■ Problem statement ■
Collect every line below that contains the word "Scores".

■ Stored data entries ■
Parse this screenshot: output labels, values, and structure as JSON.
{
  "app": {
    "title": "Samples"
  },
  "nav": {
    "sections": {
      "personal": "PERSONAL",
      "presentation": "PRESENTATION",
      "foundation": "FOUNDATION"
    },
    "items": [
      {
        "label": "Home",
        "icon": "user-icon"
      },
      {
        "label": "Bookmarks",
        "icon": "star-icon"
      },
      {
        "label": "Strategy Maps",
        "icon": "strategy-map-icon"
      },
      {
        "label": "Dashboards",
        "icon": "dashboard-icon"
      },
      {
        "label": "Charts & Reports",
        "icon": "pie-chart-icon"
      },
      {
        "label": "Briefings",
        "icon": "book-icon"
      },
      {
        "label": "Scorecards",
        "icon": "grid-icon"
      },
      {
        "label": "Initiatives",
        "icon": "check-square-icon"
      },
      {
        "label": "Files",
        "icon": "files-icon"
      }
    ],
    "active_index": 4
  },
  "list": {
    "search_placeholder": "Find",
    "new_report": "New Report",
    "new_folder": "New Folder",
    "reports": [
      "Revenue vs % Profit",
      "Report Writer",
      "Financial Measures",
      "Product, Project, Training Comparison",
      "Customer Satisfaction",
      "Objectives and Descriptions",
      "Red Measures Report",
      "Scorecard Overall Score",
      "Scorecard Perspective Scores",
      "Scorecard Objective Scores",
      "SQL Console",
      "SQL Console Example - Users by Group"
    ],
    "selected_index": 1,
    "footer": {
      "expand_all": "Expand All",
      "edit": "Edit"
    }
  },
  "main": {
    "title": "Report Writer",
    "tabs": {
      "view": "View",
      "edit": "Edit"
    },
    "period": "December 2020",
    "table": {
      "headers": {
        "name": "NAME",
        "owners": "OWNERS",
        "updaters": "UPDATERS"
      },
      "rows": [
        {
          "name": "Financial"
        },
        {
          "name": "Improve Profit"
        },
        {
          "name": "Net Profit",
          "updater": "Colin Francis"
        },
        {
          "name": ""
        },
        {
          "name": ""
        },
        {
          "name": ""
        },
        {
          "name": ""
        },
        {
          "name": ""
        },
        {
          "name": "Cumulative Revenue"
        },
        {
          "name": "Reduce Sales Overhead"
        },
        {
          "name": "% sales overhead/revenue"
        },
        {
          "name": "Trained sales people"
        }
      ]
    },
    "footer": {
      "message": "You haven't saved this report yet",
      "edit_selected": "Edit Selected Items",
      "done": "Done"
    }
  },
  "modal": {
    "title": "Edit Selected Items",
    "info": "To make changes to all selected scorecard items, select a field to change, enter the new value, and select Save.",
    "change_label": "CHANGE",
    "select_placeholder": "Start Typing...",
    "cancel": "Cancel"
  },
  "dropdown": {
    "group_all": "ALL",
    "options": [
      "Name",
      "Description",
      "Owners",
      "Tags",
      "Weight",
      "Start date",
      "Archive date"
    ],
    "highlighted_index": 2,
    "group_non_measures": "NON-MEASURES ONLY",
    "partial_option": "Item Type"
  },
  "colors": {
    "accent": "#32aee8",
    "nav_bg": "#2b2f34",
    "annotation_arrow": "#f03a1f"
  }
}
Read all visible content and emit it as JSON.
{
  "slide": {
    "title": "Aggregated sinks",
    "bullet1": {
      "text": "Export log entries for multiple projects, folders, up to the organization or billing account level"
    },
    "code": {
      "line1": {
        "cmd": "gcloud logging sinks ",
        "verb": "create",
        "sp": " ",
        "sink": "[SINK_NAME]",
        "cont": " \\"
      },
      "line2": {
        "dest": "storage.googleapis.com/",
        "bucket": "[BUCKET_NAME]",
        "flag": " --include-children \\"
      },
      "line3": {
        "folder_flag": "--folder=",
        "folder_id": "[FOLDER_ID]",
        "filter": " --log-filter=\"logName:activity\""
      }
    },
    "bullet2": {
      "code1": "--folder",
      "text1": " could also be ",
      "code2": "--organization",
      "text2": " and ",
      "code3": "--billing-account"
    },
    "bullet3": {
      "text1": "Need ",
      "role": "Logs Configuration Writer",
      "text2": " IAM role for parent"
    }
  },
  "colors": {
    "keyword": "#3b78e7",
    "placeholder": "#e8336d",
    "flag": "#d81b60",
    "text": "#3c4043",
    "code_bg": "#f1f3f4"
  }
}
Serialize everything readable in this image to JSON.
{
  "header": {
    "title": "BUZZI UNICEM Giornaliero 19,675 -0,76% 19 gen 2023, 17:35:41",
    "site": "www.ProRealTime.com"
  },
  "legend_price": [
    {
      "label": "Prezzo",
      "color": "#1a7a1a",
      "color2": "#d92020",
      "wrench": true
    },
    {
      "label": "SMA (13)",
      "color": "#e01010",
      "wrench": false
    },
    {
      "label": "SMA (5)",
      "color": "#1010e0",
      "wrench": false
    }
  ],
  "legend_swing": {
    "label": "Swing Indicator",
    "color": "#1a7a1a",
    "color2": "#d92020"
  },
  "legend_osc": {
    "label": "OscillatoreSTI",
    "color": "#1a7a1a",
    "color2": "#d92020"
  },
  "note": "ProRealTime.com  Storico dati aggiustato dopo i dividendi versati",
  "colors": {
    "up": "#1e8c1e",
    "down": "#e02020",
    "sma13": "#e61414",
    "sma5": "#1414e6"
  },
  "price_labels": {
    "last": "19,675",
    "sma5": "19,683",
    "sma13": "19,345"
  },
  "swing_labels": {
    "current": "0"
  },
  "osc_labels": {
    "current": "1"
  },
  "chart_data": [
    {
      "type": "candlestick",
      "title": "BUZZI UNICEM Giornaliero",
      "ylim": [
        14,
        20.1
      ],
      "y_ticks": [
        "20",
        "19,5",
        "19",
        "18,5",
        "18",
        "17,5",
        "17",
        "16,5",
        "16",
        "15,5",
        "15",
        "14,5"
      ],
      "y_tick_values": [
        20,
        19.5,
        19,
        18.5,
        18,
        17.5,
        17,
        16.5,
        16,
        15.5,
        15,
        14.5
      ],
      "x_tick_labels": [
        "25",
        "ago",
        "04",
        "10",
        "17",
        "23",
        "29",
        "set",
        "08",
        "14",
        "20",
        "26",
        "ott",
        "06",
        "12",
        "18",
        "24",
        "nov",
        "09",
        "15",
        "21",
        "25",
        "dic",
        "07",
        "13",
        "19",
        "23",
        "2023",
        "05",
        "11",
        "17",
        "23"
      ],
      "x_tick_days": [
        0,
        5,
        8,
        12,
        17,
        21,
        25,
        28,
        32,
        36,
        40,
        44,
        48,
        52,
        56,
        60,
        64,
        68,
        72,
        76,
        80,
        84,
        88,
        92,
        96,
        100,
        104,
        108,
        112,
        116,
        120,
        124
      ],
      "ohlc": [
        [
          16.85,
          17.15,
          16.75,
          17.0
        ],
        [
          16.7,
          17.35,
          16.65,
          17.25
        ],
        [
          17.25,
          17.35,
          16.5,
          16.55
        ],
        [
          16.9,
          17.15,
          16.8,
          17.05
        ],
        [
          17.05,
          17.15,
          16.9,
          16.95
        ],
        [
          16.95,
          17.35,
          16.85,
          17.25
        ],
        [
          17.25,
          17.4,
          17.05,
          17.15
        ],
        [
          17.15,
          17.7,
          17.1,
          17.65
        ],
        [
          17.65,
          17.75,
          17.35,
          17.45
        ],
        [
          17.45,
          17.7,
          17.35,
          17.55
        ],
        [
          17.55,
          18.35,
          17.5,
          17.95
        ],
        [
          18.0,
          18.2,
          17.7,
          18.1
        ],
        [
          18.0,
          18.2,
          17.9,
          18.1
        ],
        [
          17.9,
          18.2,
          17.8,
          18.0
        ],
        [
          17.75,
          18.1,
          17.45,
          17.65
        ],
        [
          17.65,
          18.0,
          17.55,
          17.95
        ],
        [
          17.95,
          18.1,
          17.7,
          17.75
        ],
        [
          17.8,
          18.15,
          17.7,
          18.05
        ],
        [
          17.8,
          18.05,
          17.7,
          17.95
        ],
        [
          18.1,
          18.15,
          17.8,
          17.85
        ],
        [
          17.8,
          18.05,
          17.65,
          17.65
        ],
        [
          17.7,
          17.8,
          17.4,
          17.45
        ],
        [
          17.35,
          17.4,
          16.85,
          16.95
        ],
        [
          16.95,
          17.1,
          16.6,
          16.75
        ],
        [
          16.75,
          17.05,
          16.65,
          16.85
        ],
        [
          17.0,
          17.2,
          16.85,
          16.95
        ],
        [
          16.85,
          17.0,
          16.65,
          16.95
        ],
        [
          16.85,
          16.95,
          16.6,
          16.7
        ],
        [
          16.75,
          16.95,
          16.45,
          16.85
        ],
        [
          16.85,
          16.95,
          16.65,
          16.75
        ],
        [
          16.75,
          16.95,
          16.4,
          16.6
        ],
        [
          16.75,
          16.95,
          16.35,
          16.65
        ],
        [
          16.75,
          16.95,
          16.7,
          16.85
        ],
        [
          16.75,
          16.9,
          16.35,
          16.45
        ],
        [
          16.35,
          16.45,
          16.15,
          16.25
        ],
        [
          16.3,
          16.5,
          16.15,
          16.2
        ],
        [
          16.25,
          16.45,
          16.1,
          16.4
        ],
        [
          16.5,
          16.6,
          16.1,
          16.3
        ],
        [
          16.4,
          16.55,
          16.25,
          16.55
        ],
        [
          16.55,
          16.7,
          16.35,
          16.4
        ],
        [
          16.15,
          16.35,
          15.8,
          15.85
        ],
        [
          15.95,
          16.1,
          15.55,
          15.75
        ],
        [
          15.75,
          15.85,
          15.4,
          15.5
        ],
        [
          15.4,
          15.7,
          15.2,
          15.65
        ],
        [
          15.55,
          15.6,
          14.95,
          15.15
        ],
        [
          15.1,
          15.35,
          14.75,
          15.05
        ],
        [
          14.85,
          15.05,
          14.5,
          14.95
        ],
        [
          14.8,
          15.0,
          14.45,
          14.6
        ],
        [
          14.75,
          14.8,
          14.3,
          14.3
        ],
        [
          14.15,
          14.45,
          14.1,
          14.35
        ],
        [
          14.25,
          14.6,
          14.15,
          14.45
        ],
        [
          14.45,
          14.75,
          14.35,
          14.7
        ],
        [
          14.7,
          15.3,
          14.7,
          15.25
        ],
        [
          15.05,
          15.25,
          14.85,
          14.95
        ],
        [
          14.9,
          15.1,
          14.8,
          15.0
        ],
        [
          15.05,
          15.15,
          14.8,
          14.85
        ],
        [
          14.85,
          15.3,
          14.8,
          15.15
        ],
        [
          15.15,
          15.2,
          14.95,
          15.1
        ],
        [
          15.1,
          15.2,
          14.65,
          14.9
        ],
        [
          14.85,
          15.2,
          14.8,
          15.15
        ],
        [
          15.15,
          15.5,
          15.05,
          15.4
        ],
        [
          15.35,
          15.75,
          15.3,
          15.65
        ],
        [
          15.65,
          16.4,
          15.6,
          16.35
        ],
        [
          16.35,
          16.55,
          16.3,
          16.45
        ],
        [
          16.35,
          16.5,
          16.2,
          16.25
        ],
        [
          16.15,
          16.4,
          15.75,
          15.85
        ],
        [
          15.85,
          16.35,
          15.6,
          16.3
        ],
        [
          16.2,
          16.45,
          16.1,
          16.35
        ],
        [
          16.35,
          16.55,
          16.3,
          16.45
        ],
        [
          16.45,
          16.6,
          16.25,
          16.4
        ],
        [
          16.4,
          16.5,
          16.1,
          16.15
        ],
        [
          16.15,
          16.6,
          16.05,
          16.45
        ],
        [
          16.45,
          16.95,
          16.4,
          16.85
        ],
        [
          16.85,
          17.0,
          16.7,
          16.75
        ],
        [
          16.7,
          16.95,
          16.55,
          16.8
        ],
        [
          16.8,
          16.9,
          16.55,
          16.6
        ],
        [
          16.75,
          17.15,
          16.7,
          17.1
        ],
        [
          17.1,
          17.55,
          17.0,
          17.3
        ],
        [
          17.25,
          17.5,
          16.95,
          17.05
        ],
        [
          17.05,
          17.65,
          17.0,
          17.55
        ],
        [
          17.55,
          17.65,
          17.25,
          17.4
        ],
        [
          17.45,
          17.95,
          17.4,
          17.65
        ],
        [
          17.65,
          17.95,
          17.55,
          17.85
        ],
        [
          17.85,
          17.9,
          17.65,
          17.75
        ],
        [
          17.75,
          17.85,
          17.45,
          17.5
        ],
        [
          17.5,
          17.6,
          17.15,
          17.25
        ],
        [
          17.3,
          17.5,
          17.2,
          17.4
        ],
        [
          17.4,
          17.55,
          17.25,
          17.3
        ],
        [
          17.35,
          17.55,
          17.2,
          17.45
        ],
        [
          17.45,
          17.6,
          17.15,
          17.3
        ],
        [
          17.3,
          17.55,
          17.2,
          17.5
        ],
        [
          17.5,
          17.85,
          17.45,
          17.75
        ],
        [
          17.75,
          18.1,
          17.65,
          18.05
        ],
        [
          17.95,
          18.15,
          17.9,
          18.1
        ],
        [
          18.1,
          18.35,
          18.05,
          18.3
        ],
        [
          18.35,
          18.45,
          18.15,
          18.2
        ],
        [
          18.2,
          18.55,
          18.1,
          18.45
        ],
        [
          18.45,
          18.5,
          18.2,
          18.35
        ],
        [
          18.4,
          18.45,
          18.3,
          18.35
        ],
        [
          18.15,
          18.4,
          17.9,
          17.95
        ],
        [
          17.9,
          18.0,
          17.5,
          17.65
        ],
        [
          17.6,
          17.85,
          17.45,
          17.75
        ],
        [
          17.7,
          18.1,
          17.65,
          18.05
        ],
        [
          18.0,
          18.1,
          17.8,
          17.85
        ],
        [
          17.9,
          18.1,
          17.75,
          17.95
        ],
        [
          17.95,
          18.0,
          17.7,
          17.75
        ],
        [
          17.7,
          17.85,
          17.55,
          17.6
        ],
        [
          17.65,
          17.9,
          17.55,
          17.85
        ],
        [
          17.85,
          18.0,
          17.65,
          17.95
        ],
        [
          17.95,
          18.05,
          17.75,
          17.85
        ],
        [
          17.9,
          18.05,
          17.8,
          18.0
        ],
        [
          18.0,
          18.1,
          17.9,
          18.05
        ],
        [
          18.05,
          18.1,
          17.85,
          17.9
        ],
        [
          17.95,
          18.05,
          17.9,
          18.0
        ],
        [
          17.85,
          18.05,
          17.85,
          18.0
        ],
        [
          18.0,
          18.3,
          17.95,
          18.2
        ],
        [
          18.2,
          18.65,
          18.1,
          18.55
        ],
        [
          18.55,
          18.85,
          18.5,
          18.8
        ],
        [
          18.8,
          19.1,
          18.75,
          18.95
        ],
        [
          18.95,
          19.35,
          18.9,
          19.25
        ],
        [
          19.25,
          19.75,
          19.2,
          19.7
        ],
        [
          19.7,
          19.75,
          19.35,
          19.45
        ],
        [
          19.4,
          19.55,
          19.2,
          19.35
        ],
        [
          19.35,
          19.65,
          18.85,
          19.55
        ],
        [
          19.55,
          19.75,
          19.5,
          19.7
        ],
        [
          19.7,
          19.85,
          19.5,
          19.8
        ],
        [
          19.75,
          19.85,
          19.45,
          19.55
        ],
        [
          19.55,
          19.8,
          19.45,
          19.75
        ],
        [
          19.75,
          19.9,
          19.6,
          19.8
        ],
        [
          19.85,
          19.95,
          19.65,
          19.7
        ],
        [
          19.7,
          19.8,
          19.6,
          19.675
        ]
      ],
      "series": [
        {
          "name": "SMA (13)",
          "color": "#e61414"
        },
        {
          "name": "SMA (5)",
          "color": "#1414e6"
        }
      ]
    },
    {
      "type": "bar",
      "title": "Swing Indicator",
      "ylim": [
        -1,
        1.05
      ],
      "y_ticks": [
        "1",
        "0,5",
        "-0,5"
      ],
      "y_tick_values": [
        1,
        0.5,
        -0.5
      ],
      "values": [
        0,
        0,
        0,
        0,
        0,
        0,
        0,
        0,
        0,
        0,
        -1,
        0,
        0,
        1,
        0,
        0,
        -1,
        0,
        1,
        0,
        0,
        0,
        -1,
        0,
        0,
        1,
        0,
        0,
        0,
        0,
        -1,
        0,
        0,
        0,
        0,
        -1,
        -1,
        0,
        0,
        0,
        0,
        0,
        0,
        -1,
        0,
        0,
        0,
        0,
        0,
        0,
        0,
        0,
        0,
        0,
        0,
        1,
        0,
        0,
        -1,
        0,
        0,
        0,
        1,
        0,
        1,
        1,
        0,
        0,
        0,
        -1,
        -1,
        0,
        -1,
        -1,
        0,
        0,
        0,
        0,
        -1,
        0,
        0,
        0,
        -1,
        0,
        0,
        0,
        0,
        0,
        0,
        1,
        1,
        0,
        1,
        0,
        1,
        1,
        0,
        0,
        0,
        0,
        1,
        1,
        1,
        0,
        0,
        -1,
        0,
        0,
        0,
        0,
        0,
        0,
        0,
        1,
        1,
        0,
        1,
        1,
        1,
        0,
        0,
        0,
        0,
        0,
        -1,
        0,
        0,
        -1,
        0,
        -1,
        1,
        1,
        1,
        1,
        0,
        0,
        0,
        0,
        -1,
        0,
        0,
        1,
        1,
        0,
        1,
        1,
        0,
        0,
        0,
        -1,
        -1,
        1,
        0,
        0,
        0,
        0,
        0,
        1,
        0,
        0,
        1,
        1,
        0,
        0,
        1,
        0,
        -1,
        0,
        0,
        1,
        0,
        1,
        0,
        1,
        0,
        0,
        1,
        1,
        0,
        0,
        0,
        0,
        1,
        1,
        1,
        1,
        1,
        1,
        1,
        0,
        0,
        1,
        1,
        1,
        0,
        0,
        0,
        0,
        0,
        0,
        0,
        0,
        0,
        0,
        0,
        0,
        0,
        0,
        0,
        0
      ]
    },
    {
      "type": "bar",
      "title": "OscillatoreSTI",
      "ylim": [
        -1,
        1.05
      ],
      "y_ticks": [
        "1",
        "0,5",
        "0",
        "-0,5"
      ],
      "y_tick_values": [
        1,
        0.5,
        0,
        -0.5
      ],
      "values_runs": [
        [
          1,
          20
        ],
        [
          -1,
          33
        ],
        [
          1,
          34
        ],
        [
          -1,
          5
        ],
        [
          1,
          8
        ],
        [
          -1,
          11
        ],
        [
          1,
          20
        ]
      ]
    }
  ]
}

■ Exercise output ■
      "Scorecard Perspective Scores",
      "Scorecard Objective Scores",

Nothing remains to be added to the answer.